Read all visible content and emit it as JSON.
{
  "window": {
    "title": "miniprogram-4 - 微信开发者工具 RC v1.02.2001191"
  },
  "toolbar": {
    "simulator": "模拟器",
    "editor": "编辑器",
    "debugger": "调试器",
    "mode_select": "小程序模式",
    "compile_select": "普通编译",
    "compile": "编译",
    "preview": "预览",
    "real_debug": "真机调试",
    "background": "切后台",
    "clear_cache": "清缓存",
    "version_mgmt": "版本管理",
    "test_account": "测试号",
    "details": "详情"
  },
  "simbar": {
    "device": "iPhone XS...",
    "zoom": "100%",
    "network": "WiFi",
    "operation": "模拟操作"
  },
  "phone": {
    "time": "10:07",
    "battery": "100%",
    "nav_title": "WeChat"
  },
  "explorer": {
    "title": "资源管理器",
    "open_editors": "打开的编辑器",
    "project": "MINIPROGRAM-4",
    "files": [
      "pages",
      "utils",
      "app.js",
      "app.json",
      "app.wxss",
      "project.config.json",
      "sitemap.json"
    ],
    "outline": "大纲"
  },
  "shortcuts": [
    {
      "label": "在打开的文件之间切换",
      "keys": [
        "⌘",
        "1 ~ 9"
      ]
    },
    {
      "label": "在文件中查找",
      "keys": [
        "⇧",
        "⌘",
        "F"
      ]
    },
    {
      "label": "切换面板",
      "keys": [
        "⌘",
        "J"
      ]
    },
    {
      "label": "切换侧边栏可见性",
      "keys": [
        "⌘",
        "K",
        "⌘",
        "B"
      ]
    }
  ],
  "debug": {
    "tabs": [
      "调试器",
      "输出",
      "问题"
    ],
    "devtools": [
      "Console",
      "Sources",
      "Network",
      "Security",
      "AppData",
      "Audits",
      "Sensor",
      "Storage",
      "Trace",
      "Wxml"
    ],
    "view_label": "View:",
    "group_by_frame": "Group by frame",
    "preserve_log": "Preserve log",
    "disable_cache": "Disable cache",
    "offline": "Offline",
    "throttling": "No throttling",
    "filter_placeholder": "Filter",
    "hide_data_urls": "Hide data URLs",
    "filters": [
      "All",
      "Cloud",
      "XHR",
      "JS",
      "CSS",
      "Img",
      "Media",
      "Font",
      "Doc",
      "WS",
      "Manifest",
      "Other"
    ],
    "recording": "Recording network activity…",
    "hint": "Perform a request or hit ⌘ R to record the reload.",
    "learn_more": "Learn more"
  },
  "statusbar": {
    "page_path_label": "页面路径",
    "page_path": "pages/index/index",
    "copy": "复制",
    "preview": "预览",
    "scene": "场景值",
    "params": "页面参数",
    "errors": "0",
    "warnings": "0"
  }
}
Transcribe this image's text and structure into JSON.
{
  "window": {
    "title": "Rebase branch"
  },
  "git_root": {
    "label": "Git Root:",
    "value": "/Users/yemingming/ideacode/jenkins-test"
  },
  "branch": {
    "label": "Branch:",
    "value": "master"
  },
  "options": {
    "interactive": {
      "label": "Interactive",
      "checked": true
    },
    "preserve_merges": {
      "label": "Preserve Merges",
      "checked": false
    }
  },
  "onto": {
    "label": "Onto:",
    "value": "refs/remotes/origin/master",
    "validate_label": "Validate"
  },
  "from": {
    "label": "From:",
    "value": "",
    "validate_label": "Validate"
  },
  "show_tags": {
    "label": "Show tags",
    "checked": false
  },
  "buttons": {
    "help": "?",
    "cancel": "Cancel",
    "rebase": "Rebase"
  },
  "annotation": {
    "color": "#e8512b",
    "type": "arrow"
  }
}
────────────────────
Using the listing above, retype each line exactly.

Read all visible content and emit it as JSON.
{
  "window": {
    "title": "miniprogram-4 - 微信开发者工具 RC v1.02.2001191"
  },
  "toolbar": {
    "simulator": "模拟器",
    "editor": "编辑器",
    "debugger": "调试器",
    "mode_select": "小程序模式",
    "compile_select": "普通编译",
    "compile": "编译",
    "preview": "预览",
    "real_debug": "真机调试",
    "background": "切后台",
    "clear_cache": "清缓存",
    "version_mgmt": "版本管理",
    "test_account": "测试号",
    "details": "详情"
  },
  "simbar": {
    "device": "iPhone XS...",
    "zoom": "100%",
    "network": "WiFi",
    "operation": "模拟操作"
  },
  "phone": {
    "time": "10:07",
    "battery": "100%",
    "nav_title": "WeChat"
  },
  "explorer": {
    "title": "资源管理器",
    "open_editors": "打开的编辑器",
    "project": "MINIPROGRAM-4",
    "files": [
      "pages",
      "utils",
      "app.js",
      "app.json",
      "app.wxss",
      "project.config.json",
      "sitemap.json"
    ],
    "outline": "大纲"
  },
  "shortcuts": [
    {
      "label": "在打开的文件之间切换",
      "keys": [
        "⌘",
        "1 ~ 9"
      ]
    },
    {
      "label": "在文件中查找",
      "keys": [
        "⇧",
        "⌘",
        "F"
      ]
    },
    {
      "label": "切换面板",
      "keys": [
        "⌘",
        "J"
      ]
    },
    {
      "label": "切换侧边栏可见性",
      "keys": [
        "⌘",
        "K",
        "⌘",
        "B"
      ]
    }
  ],
  "debug": {
    "tabs": [
      "调试器",
      "输出",
      "问题"
    ],
    "devtools": [
      "Console",
      "Sources",
      "Network",
      "Security",
      "AppData",
      "Audits",
      "Sensor",
      "Storage",
      "Trace",
      "Wxml"
    ],
    "view_label": "View:",
    "group_by_frame": "Group by frame",
    "preserve_log": "Preserve log",
    "disable_cache": "Disable cache",
    "offline": "Offline",
    "throttling": "No throttling",
    "filter_placeholder": "Filter",
    "hide_data_urls": "Hide data URLs",
    "filters": [
      "All",
      "Cloud",
      "XHR",
      "JS",
      "CSS",
      "Img",
      "Media",
      "Font",
      "Doc",
      "WS",
      "Manifest",
      "Other"
    ],
    "recording": "Recording network activity…",
    "hint": "Perform a request or hit ⌘ R to record the reload.",
    "learn_more": "Learn more"
  },
  "statusbar": {
    "page_path_label": "页面路径",
    "page_path": "pages/index/index",
    "copy": "复制",
    "preview": "预览",
    "scene": "场景值",
    "params": "页面参数",
    "errors": "0",
    "warnings": "0"
  }
}
Transcribe this image's text and structure into JSON.
{
  "window": {
    "title": "Rebase branch"
  },
  "git_root": {
    "label": "Git Root:",
    "value": "/Users/yemingming/ideacode/jenkins-test"
  },
  "branch": {
    "label": "Branch:",
    "value": "master"
  },
  "options": {
    "interactive": {
      "label": "Interactive",
      "checked": true
    },
    "preserve_merges": {
      "label": "Preserve Merges",
      "checked": false
    }
  },
  "onto": {
    "label": "Onto:",
    "value": "refs/remotes/origin/master",
    "validate_label": "Validate"
  },
  "from": {
    "label": "From:",
    "value": "",
    "validate_label": "Validate"
  },
  "show_tags": {
    "label": "Show tags",
    "checked": false
  },
  "buttons": {
    "help": "?",
    "cancel": "Cancel",
    "rebase": "Rebase"
  },
  "annotation": {
    "color": "#e8512b",
    "type": "arrow"
  }
}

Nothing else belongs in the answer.